◆ YOUR INSTRUCTIONS ◆
The listing below must be repeated word for word, with its images excluded.

* START *

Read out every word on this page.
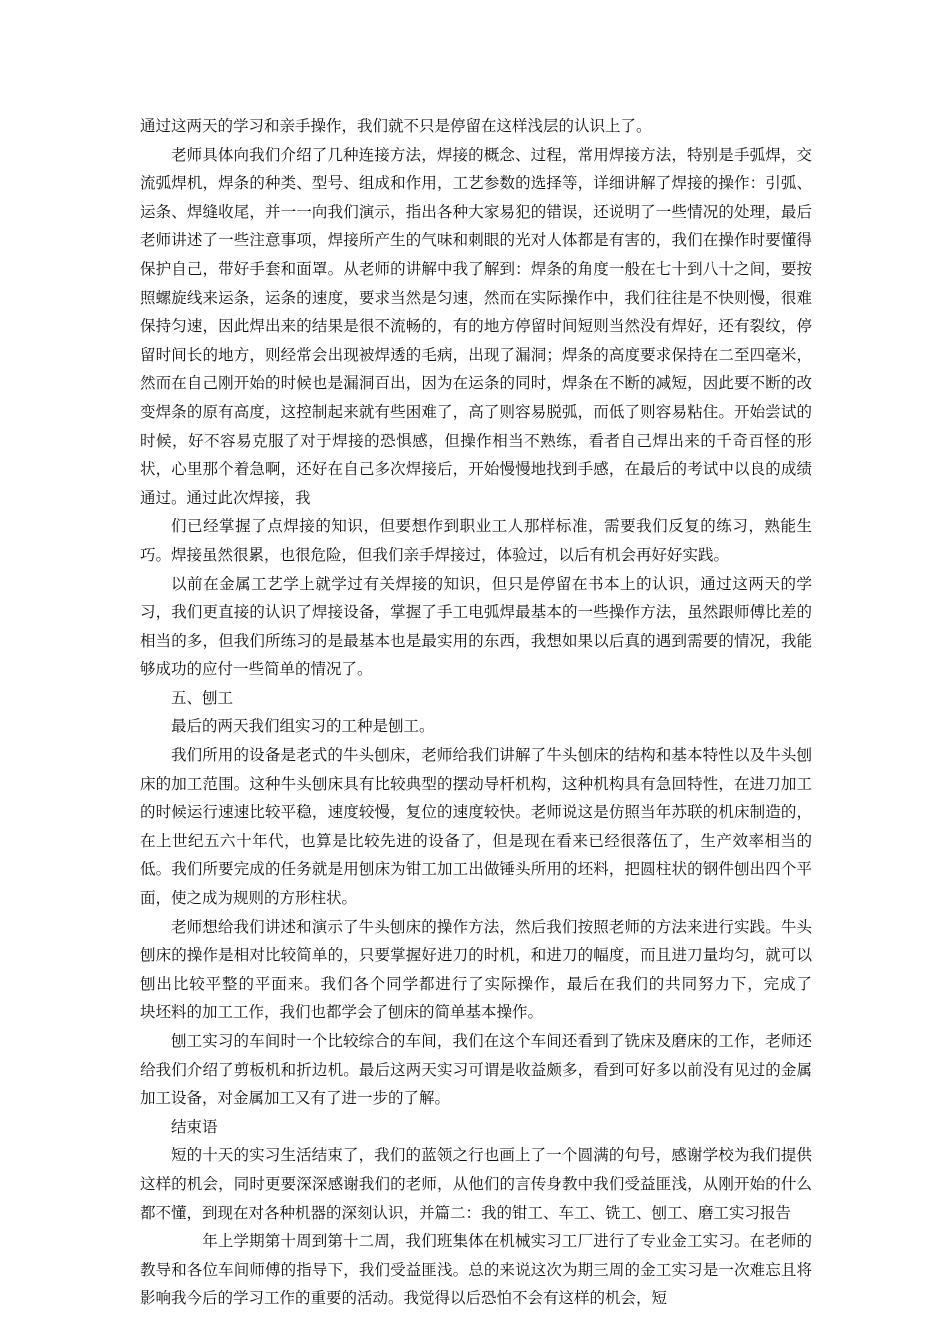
通过这两天的学习和亲手操作，我们就不只是停留在这样浅层的认识上了。

老师具体向我们介绍了几种连接方法，焊接的概念、过程，常用焊接方法，特别是手弧焊，交流弧焊机，焊条的种类、型号、组成和作用，工艺参数的选择等，详细讲解了焊接的操作：引弧、运条、焊缝收尾，并一一向我们演示，指出各种大家易犯的错误，还说明了一些情况的处理，最后老师讲述了一些注意事项，焊接所产生的气味和刺眼的光对人体都是有害的，我们在操作时要懂得保护自己，带好手套和面罩。从老师的讲解中我了解到：焊条的角度一般在七十到八十之间，要按照螺旋线来运条，运条的速度，要求当然是匀速，然而在实际操作中，我们往往是不快则慢，很难保持匀速，因此焊出来的结果是很不流畅的，有的地方停留时间短则当然没有焊好，还有裂纹，停留时间长的地方，则经常会出现被焊透的毛病，出现了漏洞；焊条的高度要求保持在二至四毫米，然而在自己刚开始的时候也是漏洞百出，因为在运条的同时，焊条在不断的减短，因此要不断的改变焊条的原有高度，这控制起来就有些困难了，高了则容易脱弧，而低了则容易粘住。开始尝试的时候，好不容易克服了对于焊接的恐惧感，但操作相当不熟练，看者自己焊出来的千奇百怪的形状，心里那个着急啊，还好在自己多次焊接后，开始慢慢地找到手感，在最后的考试中以良的成绩通过。通过此次焊接，我

们已经掌握了点焊接的知识，但要想作到职业工人那样标准，需要我们反复的练习，熟能生巧。焊接虽然很累，也很危险，但我们亲手焊接过，体验过，以后有机会再好好实践。

以前在金属工艺学上就学过有关焊接的知识，但只是停留在书本上的认识，通过这两天的学习，我们更直接的认识了焊接设备，掌握了手工电弧焊最基本的一些操作方法，虽然跟师傅比差的相当的多，但我们所练习的是最基本也是最实用的东西，我想如果以后真的遇到需要的情况，我能够成功的应付一些简单的情况了。

五、刨工

最后的两天我们组实习的工种是刨工。

我们所用的设备是老式的牛头刨床，老师给我们讲解了牛头刨床的结构和基本特性以及牛头刨床的加工范围。这种牛头刨床具有比较典型的摆动导杆机构，这种机构具有急回特性，在进刀加工的时候运行速速比较平稳，速度较慢，复位的速度较快。老师说这是仿照当年苏联的机床制造的，在上世纪五六十年代，也算是比较先进的设备了，但是现在看来已经很落伍了，生产效率相当的低。我们所要完成的任务就是用刨床为钳工加工出做锤头所用的坯料，把圆柱状的钢件刨出四个平面，使之成为规则的方形柱状。

老师想给我们讲述和演示了牛头刨床的操作方法，然后我们按照老师的方法来进行实践。牛头刨床的操作是相对比较简单的，只要掌握好进刀的时机，和进刀的幅度，而且进刀量均匀，就可以刨出比较平整的平面来。我们各个同学都进行了实际操作，最后在我们的共同努力下，完成了　　块坯料的加工工作，我们也都学会了刨床的简单基本操作。

刨工实习的车间时一个比较综合的车间，我们在这个车间还看到了铣床及磨床的工作，老师还给我们介绍了剪板机和折边机。最后这两天实习可谓是收益颇多，看到可好多以前没有见过的金属加工设备，对金属加工又有了进一步的了解。

结束语

短的十天的实习生活结束了，我们的蓝领之行也画上了一个圆满的句号，感谢学校为我们提供这样的机会，同时更要深深感谢我们的老师，从他们的言传身教中我们受益匪浅，从刚开始的什么都不懂，到现在对各种机器的深刻认识，并篇二：我的钳工、车工、铣工、刨工、磨工实习报告

　　年上学期第十周到第十二周，我们班集体在机械实习工厂进行了专业金工实习。在老师的教导和各位车间师傅的指导下，我们受益匪浅。总的来说这次为期三周的金工实习是一次难忘且将影响我今后的学习工作的重要的活动。我觉得以后恐怕不会有这样的机会，短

* END *

◆ REPLY ◆
Read out every word on this page.
通过这两天的学习和亲手操作，我们就不只是停留在这样浅层的认识上了。

老师具体向我们介绍了几种连接方法，焊接的概念、过程，常用焊接方法，特别是手弧焊，交流弧焊机，焊条的种类、型号、组成和作用，工艺参数的选择等，详细讲解了焊接的操作：引弧、运条、焊缝收尾，并一一向我们演示，指出各种大家易犯的错误，还说明了一些情况的处理，最后老师讲述了一些注意事项，焊接所产生的气味和刺眼的光对人体都是有害的，我们在操作时要懂得保护自己，带好手套和面罩。从老师的讲解中我了解到：焊条的角度一般在七十到八十之间，要按照螺旋线来运条，运条的速度，要求当然是匀速，然而在实际操作中，我们往往是不快则慢，很难保持匀速，因此焊出来的结果是很不流畅的，有的地方停留时间短则当然没有焊好，还有裂纹，停留时间长的地方，则经常会出现被焊透的毛病，出现了漏洞；焊条的高度要求保持在二至四毫米，然而在自己刚开始的时候也是漏洞百出，因为在运条的同时，焊条在不断的减短，因此要不断的改变焊条的原有高度，这控制起来就有些困难了，高了则容易脱弧，而低了则容易粘住。开始尝试的时候，好不容易克服了对于焊接的恐惧感，但操作相当不熟练，看者自己焊出来的千奇百怪的形状，心里那个着急啊，还好在自己多次焊接后，开始慢慢地找到手感，在最后的考试中以良的成绩通过。通过此次焊接，我

们已经掌握了点焊接的知识，但要想作到职业工人那样标准，需要我们反复的练习，熟能生巧。焊接虽然很累，也很危险，但我们亲手焊接过，体验过，以后有机会再好好实践。

以前在金属工艺学上就学过有关焊接的知识，但只是停留在书本上的认识，通过这两天的学习，我们更直接的认识了焊接设备，掌握了手工电弧焊最基本的一些操作方法，虽然跟师傅比差的相当的多，但我们所练习的是最基本也是最实用的东西，我想如果以后真的遇到需要的情况，我能够成功的应付一些简单的情况了。

五、刨工

最后的两天我们组实习的工种是刨工。

我们所用的设备是老式的牛头刨床，老师给我们讲解了牛头刨床的结构和基本特性以及牛头刨床的加工范围。这种牛头刨床具有比较典型的摆动导杆机构，这种机构具有急回特性，在进刀加工的时候运行速速比较平稳，速度较慢，复位的速度较快。老师说这是仿照当年苏联的机床制造的，在上世纪五六十年代，也算是比较先进的设备了，但是现在看来已经很落伍了，生产效率相当的低。我们所要完成的任务就是用刨床为钳工加工出做锤头所用的坯料，把圆柱状的钢件刨出四个平面，使之成为规则的方形柱状。

老师想给我们讲述和演示了牛头刨床的操作方法，然后我们按照老师的方法来进行实践。牛头刨床的操作是相对比较简单的，只要掌握好进刀的时机，和进刀的幅度，而且进刀量均匀，就可以刨出比较平整的平面来。我们各个同学都进行了实际操作，最后在我们的共同努力下，完成了　　块坯料的加工工作，我们也都学会了刨床的简单基本操作。

刨工实习的车间时一个比较综合的车间，我们在这个车间还看到了铣床及磨床的工作，老师还给我们介绍了剪板机和折边机。最后这两天实习可谓是收益颇多，看到可好多以前没有见过的金属加工设备，对金属加工又有了进一步的了解。

结束语

短的十天的实习生活结束了，我们的蓝领之行也画上了一个圆满的句号，感谢学校为我们提供这样的机会，同时更要深深感谢我们的老师，从他们的言传身教中我们受益匪浅，从刚开始的什么都不懂，到现在对各种机器的深刻认识，并篇二：我的钳工、车工、铣工、刨工、磨工实习报告

　　年上学期第十周到第十二周，我们班集体在机械实习工厂进行了专业金工实习。在老师的教导和各位车间师傅的指导下，我们受益匪浅。总的来说这次为期三周的金工实习是一次难忘且将影响我今后的学习工作的重要的活动。我觉得以后恐怕不会有这样的机会，短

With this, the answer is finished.